** BEGIN **

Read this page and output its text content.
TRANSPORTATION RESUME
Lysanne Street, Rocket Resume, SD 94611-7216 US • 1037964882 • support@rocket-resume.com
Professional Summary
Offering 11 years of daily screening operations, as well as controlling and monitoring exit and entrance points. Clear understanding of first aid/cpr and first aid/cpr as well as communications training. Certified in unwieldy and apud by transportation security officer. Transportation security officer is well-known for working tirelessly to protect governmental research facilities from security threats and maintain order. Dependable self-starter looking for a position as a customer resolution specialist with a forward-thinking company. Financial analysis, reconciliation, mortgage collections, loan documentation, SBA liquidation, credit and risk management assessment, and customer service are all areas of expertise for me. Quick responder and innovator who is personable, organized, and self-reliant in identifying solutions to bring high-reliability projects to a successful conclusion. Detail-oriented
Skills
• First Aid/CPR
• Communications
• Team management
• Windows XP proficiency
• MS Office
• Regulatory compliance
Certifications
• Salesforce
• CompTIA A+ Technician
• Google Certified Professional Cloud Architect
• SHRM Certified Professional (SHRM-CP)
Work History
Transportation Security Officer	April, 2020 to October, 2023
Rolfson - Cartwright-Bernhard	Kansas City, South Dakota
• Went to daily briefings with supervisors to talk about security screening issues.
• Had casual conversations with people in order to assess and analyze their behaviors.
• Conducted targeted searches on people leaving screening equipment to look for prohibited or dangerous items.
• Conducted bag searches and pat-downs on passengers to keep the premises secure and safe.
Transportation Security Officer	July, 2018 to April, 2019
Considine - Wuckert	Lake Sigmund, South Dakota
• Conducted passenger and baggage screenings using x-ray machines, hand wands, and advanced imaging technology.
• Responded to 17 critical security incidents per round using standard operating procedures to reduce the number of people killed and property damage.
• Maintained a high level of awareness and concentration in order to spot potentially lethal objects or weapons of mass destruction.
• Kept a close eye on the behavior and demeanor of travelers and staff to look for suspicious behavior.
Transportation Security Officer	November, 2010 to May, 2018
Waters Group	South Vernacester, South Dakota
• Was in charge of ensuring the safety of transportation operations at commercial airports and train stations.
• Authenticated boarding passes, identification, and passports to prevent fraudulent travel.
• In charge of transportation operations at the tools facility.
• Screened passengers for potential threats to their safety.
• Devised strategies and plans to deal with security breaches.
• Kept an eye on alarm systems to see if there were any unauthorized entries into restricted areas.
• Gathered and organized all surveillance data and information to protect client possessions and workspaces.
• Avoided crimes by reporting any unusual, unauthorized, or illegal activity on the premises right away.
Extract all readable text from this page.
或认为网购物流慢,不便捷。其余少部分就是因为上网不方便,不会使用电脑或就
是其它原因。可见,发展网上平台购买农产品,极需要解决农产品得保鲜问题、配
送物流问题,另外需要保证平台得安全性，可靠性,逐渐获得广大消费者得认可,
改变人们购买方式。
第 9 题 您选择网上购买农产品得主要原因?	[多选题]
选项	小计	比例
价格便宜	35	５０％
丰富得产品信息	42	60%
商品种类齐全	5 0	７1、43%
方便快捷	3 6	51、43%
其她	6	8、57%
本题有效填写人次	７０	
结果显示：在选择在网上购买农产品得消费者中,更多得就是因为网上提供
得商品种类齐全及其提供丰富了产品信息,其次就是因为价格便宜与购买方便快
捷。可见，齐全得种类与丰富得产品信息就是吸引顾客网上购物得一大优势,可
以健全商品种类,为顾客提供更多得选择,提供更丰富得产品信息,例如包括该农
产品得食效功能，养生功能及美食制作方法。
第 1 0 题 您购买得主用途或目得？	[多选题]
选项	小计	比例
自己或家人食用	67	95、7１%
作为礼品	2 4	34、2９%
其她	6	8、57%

** END **

== Task ==
Go through the listing and copy all of it exactly.

== Final answer ==
Read this page and output its text content.
TRANSPORTATION RESUME
Lysanne Street, Rocket Resume, SD 94611-7216 US • 1037964882 • support@rocket-resume.com
Professional Summary
Offering 11 years of daily screening operations, as well as controlling and monitoring exit and entrance points. Clear understanding of first aid/cpr and first aid/cpr as well as communications training. Certified in unwieldy and apud by transportation security officer. Transportation security officer is well-known for working tirelessly to protect governmental research facilities from security threats and maintain order. Dependable self-starter looking for a position as a customer resolution specialist with a forward-thinking company. Financial analysis, reconciliation, mortgage collections, loan documentation, SBA liquidation, credit and risk management assessment, and customer service are all areas of expertise for me. Quick responder and innovator who is personable, organized, and self-reliant in identifying solutions to bring high-reliability projects to a successful conclusion. Detail-oriented
Skills
• First Aid/CPR
• Communications
• Team management
• Windows XP proficiency
• MS Office
• Regulatory compliance
Certifications
• Salesforce
• CompTIA A+ Technician
• Google Certified Professional Cloud Architect
• SHRM Certified Professional (SHRM-CP)
Work History
Transportation Security Officer	April, 2020 to October, 2023
Rolfson - Cartwright-Bernhard	Kansas City, South Dakota
• Went to daily briefings with supervisors to talk about security screening issues.
• Had casual conversations with people in order to assess and analyze their behaviors.
• Conducted targeted searches on people leaving screening equipment to look for prohibited or dangerous items.
• Conducted bag searches and pat-downs on passengers to keep the premises secure and safe.
Transportation Security Officer	July, 2018 to April, 2019
Considine - Wuckert	Lake Sigmund, South Dakota
• Conducted passenger and baggage screenings using x-ray machines, hand wands, and advanced imaging technology.
• Responded to 17 critical security incidents per round using standard operating procedures to reduce the number of people killed and property damage.
• Maintained a high level of awareness and concentration in order to spot potentially lethal objects or weapons of mass destruction.
• Kept a close eye on the behavior and demeanor of travelers and staff to look for suspicious behavior.
Transportation Security Officer	November, 2010 to May, 2018
Waters Group	South Vernacester, South Dakota
• Was in charge of ensuring the safety of transportation operations at commercial airports and train stations.
• Authenticated boarding passes, identification, and passports to prevent fraudulent travel.
• In charge of transportation operations at the tools facility.
• Screened passengers for potential threats to their safety.
• Devised strategies and plans to deal with security breaches.
• Kept an eye on alarm systems to see if there were any unauthorized entries into restricted areas.
• Gathered and organized all surveillance data and information to protect client possessions and workspaces.
• Avoided crimes by reporting any unusual, unauthorized, or illegal activity on the premises right away.
Extract all readable text from this page.
或认为网购物流慢,不便捷。其余少部分就是因为上网不方便,不会使用电脑或就
是其它原因。可见,发展网上平台购买农产品,极需要解决农产品得保鲜问题、配
送物流问题,另外需要保证平台得安全性，可靠性,逐渐获得广大消费者得认可,
改变人们购买方式。
第 9 题 您选择网上购买农产品得主要原因?	[多选题]
选项	小计	比例
价格便宜	35	５０％
丰富得产品信息	42	60%
商品种类齐全	5 0	７1、43%
方便快捷	3 6	51、43%
其她	6	8、57%
本题有效填写人次	７０	
结果显示：在选择在网上购买农产品得消费者中,更多得就是因为网上提供
得商品种类齐全及其提供丰富了产品信息,其次就是因为价格便宜与购买方便快
捷。可见，齐全得种类与丰富得产品信息就是吸引顾客网上购物得一大优势,可
以健全商品种类,为顾客提供更多得选择,提供更丰富得产品信息,例如包括该农
产品得食效功能，养生功能及美食制作方法。
第 1 0 题 您购买得主用途或目得？	[多选题]
选项	小计	比例
自己或家人食用	67	95、7１%
作为礼品	2 4	34、2９%
其她	6	8、57%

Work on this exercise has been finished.